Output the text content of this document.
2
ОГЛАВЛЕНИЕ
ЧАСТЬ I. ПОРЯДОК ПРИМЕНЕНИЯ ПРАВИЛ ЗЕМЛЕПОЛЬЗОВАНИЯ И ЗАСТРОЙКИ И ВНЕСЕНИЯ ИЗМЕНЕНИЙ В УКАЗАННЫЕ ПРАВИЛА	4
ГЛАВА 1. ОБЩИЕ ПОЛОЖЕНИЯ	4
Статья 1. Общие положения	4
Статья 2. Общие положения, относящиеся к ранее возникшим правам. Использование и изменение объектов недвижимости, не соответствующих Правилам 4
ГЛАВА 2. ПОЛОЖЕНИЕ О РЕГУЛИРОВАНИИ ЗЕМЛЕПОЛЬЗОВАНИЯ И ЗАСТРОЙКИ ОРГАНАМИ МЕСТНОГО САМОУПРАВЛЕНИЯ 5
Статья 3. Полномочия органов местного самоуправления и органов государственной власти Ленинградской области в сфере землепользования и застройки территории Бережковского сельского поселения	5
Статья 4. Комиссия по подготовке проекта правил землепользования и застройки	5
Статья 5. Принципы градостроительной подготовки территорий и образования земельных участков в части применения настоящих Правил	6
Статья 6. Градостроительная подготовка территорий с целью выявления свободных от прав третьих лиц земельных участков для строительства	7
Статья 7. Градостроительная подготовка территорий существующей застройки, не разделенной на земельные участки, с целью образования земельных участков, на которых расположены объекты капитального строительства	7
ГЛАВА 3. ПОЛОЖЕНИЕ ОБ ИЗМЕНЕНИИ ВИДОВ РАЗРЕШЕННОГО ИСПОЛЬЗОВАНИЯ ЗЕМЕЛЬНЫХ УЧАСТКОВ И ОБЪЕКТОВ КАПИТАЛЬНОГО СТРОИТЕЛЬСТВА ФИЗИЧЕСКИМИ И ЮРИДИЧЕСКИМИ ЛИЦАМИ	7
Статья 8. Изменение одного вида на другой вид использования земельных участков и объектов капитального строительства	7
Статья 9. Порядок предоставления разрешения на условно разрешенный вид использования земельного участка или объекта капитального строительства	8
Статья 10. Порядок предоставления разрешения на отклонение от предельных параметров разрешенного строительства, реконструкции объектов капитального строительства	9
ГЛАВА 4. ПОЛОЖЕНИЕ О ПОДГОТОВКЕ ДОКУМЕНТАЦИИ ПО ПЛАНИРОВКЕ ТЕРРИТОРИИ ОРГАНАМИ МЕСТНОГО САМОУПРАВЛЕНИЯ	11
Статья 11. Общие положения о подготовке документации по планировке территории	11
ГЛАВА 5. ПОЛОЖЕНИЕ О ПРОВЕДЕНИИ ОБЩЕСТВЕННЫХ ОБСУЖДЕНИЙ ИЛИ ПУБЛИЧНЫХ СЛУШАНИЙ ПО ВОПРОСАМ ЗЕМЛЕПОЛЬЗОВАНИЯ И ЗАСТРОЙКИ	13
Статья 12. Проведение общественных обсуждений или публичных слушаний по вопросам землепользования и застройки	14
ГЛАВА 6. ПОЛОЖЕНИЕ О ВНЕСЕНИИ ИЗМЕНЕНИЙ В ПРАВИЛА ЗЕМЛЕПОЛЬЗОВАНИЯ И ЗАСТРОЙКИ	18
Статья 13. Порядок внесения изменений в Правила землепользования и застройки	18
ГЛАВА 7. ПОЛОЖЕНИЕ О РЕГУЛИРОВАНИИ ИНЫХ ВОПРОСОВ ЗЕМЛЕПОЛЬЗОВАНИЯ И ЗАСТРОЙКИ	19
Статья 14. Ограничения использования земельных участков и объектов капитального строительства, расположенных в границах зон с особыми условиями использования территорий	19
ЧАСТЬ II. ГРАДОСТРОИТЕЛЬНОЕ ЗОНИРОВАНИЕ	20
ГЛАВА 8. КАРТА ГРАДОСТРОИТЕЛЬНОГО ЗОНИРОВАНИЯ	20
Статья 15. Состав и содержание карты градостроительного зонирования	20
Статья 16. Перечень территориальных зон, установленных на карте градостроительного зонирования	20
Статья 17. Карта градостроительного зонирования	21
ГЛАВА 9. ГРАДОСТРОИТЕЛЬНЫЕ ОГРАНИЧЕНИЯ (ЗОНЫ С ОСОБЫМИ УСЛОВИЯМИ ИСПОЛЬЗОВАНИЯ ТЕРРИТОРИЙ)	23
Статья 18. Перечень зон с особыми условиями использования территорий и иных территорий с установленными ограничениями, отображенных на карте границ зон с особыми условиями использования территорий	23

- TASK BRIEF
Where a line above includes "РЕГУЛИРОВАНИИ", copy that line.

- SOLUTION TO THE PROBLEM
ГЛАВА 2. ПОЛОЖЕНИЕ О РЕГУЛИРОВАНИИ ЗЕМЛЕПОЛЬЗОВАНИЯ И ЗАСТРОЙКИ ОРГАНАМИ МЕСТНОГО САМОУПРАВЛЕНИЯ 5
ГЛАВА 7. ПОЛОЖЕНИЕ О РЕГУЛИРОВАНИИ ИНЫХ ВОПРОСОВ ЗЕМЛЕПОЛЬЗОВАНИЯ И ЗАСТРОЙКИ	19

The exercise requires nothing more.